Description of the task: Repeat verbatim the lines of the data below, beginning with the line containing "Parse this screenshot: output" and continuing to the end.

Supplied information:
====
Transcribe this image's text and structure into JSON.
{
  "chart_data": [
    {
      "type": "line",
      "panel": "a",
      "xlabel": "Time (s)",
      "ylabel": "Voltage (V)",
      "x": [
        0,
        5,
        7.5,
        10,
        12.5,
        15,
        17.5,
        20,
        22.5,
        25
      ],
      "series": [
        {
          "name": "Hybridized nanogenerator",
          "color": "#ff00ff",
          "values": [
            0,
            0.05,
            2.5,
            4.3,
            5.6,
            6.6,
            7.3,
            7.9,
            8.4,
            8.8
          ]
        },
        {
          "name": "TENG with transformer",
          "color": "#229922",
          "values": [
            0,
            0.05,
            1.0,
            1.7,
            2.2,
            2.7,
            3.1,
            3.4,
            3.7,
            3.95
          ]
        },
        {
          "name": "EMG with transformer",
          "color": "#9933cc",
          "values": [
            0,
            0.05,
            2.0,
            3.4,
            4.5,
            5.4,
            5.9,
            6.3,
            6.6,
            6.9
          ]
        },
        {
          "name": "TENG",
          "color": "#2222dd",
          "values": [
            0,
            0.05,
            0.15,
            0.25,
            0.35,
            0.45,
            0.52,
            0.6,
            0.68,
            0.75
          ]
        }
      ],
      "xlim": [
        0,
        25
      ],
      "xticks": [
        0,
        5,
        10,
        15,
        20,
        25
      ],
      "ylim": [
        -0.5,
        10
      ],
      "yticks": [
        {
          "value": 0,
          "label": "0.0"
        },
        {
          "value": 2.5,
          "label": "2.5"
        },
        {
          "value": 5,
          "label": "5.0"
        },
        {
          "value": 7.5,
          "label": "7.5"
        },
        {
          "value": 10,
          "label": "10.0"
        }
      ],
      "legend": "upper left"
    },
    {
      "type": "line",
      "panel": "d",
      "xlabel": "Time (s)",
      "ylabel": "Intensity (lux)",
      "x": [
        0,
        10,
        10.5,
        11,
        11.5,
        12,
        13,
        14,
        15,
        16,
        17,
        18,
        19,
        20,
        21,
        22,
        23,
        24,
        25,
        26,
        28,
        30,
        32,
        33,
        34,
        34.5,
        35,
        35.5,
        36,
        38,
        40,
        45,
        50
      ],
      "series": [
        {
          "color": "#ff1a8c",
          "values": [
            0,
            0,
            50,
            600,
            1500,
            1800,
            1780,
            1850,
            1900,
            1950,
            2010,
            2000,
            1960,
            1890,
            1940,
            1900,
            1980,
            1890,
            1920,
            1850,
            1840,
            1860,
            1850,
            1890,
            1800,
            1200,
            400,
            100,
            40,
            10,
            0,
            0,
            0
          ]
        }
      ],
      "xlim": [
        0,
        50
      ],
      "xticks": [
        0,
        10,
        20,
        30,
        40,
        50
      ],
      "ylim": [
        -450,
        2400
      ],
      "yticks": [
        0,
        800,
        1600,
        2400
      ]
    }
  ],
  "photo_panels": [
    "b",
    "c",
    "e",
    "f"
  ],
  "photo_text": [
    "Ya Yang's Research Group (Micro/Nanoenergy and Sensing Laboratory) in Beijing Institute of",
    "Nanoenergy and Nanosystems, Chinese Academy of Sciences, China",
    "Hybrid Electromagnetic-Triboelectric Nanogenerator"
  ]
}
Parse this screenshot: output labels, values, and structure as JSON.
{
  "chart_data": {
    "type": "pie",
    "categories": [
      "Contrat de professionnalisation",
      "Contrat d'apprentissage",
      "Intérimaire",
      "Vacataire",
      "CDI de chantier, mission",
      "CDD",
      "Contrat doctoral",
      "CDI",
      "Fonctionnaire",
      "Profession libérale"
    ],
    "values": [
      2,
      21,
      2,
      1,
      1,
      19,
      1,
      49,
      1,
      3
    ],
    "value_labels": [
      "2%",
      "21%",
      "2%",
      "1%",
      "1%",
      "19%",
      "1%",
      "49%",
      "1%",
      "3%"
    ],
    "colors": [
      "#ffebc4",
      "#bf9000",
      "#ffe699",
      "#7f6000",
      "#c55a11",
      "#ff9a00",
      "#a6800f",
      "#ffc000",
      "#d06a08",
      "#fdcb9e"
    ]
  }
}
====
The response:
Parse this screenshot: output labels, values, and structure as JSON.
{
  "chart_data": {
    "type": "pie",
    "categories": [
      "Contrat de professionnalisation",
      "Contrat d'apprentissage",
      "Intérimaire",
      "Vacataire",
      "CDI de chantier, mission",
      "CDD",
      "Contrat doctoral",
      "CDI",
      "Fonctionnaire",
      "Profession libérale"
    ],
    "values": [
      2,
      21,
      2,
      1,
      1,
      19,
      1,
      49,
      1,
      3
    ],
    "value_labels": [
      "2%",
      "21%",
      "2%",
      "1%",
      "1%",
      "19%",
      "1%",
      "49%",
      "1%",
      "3%"
    ],
    "colors": [
      "#ffebc4",
      "#bf9000",
      "#ffe699",
      "#7f6000",
      "#c55a11",
      "#ff9a00",
      "#a6800f",
      "#ffc000",
      "#d06a08",
      "#fdcb9e"
    ]
  }
}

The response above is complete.